→ **PROMPT**: Please copy out the entries word for word, from the first one through the line containing "bar [836,173,907,390]", including both ends.

Dataset entries
--- begin ---
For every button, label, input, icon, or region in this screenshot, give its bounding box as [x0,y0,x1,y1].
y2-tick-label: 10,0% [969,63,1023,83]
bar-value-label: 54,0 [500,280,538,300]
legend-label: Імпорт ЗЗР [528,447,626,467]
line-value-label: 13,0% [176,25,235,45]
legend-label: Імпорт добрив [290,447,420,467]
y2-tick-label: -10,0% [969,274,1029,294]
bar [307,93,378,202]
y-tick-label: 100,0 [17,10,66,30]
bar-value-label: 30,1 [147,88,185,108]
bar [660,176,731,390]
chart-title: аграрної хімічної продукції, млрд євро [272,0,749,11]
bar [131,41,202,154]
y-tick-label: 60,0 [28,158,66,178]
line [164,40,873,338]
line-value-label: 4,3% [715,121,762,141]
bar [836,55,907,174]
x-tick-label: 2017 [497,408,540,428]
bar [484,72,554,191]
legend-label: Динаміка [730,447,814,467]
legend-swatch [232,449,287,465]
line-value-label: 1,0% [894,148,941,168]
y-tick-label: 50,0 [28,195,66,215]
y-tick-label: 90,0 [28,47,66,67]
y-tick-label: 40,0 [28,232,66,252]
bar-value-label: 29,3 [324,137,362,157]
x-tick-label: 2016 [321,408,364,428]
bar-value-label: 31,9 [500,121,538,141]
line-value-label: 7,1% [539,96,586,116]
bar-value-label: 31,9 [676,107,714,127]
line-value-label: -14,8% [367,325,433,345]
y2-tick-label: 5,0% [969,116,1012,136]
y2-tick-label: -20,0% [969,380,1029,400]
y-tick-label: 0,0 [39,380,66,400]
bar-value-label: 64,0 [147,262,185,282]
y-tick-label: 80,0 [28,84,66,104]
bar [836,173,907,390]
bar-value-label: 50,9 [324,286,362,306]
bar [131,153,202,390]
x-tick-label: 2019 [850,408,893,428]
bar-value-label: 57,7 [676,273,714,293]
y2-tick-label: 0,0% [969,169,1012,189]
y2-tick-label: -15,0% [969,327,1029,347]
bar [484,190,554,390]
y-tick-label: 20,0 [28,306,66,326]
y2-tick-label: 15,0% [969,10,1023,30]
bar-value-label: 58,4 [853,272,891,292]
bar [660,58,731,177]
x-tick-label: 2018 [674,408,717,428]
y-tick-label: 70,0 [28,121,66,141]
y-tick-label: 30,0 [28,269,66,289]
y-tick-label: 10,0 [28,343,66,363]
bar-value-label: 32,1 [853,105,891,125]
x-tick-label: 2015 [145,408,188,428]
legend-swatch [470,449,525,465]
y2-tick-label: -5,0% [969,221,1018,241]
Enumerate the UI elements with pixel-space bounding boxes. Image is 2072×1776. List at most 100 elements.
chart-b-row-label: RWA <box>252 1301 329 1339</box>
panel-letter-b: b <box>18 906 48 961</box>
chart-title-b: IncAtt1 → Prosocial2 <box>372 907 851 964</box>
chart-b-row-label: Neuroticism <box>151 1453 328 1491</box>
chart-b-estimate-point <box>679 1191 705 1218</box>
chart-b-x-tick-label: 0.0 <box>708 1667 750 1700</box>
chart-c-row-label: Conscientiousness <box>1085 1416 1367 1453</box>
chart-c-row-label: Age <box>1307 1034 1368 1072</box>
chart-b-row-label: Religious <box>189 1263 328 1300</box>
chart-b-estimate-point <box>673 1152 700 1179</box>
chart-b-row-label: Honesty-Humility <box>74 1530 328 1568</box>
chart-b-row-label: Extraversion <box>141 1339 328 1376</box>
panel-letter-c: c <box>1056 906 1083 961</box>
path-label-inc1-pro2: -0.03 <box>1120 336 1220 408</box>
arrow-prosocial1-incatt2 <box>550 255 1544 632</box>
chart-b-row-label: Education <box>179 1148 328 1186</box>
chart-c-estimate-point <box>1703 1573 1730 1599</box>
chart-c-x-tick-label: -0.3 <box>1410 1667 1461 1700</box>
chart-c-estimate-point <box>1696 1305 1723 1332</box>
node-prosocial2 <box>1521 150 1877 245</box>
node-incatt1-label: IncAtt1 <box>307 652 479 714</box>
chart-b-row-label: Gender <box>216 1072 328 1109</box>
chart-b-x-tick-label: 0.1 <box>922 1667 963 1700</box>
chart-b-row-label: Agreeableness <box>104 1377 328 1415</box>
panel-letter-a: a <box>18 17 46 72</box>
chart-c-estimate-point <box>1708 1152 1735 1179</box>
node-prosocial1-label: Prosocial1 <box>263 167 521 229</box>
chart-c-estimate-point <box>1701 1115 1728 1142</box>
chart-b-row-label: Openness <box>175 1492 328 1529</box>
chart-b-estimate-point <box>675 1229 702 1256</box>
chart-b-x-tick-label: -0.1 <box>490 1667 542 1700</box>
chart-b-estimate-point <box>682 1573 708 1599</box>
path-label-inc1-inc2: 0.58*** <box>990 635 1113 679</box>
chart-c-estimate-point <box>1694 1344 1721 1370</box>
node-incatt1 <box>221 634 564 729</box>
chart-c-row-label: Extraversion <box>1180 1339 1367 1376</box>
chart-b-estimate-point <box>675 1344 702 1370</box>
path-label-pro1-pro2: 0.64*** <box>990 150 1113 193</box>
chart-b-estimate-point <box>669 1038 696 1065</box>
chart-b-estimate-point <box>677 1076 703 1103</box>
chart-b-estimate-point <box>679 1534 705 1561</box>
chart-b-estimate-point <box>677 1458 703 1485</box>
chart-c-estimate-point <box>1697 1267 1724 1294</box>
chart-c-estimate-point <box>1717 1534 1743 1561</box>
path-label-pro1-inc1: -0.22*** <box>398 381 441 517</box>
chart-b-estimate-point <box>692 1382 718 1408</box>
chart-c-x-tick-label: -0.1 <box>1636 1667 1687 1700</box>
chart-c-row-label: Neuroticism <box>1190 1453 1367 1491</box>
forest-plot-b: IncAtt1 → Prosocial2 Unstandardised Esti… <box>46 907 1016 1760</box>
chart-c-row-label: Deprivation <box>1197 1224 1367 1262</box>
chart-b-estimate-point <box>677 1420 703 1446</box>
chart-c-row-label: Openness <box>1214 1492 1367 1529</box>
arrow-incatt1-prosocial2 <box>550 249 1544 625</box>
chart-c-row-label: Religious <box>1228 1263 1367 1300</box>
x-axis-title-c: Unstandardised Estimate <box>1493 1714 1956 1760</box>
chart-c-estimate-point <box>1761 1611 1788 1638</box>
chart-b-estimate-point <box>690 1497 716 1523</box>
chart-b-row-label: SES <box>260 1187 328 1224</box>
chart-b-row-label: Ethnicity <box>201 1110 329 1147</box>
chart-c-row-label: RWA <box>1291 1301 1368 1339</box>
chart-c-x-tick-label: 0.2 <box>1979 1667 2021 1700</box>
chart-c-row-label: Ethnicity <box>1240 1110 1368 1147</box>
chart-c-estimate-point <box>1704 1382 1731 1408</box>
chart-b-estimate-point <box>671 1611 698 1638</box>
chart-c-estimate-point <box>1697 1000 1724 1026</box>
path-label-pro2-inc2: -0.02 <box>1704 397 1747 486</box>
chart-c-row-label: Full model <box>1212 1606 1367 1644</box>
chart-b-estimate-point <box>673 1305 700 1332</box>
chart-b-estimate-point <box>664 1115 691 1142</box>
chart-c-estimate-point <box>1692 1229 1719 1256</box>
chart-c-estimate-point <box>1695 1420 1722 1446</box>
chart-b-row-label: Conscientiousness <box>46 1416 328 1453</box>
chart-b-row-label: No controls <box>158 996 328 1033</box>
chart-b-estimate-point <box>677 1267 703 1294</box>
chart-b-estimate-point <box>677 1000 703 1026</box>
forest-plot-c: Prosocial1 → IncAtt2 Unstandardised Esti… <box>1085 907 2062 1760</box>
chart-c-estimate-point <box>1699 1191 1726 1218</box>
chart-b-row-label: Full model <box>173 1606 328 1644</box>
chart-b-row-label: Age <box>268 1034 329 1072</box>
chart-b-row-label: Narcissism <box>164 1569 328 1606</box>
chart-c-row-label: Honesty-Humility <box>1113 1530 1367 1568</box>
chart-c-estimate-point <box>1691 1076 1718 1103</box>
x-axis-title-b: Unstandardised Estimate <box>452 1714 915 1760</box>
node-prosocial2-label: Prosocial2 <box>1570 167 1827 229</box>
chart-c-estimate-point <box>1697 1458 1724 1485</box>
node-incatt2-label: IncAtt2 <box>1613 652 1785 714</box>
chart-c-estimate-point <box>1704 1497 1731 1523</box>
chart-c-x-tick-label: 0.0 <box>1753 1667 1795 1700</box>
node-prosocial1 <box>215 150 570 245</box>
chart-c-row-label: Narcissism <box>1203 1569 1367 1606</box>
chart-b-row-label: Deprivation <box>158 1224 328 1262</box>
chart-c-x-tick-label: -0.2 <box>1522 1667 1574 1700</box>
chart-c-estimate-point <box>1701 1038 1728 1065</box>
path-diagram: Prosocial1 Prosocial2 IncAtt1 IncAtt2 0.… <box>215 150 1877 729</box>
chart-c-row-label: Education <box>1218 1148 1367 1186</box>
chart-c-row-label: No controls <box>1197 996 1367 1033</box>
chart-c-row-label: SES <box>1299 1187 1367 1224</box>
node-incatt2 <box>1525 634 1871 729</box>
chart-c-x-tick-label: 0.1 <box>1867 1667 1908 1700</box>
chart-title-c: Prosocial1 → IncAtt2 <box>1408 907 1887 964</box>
--- end ---
→ **CORRECT ANSWER**:
For every button, label, input, icon, or region in this screenshot, give its bounding box as [x0,y0,x1,y1].
y2-tick-label: 10,0% [969,63,1023,83]
bar-value-label: 54,0 [500,280,538,300]
legend-label: Імпорт ЗЗР [528,447,626,467]
line-value-label: 13,0% [176,25,235,45]
legend-label: Імпорт добрив [290,447,420,467]
y2-tick-label: -10,0% [969,274,1029,294]
bar [307,93,378,202]
y-tick-label: 100,0 [17,10,66,30]
bar-value-label: 30,1 [147,88,185,108]
bar [660,176,731,390]
chart-title: аграрної хімічної продукції, млрд євро [272,0,749,11]
bar [131,41,202,154]
y-tick-label: 60,0 [28,158,66,178]
line [164,40,873,338]
line-value-label: 4,3% [715,121,762,141]
bar [836,55,907,174]
x-tick-label: 2017 [497,408,540,428]
bar [484,72,554,191]
legend-label: Динаміка [730,447,814,467]
legend-swatch [232,449,287,465]
line-value-label: 1,0% [894,148,941,168]
y-tick-label: 50,0 [28,195,66,215]
y-tick-label: 90,0 [28,47,66,67]
y-tick-label: 40,0 [28,232,66,252]
bar-value-label: 29,3 [324,137,362,157]
x-tick-label: 2016 [321,408,364,428]
bar-value-label: 31,9 [500,121,538,141]
line-value-label: 7,1% [539,96,586,116]
bar-value-label: 31,9 [676,107,714,127]
line-value-label: -14,8% [367,325,433,345]
y2-tick-label: 5,0% [969,116,1012,136]
y2-tick-label: -20,0% [969,380,1029,400]
y-tick-label: 0,0 [39,380,66,400]
bar-value-label: 64,0 [147,262,185,282]
y-tick-label: 80,0 [28,84,66,104]
bar [836,173,907,390]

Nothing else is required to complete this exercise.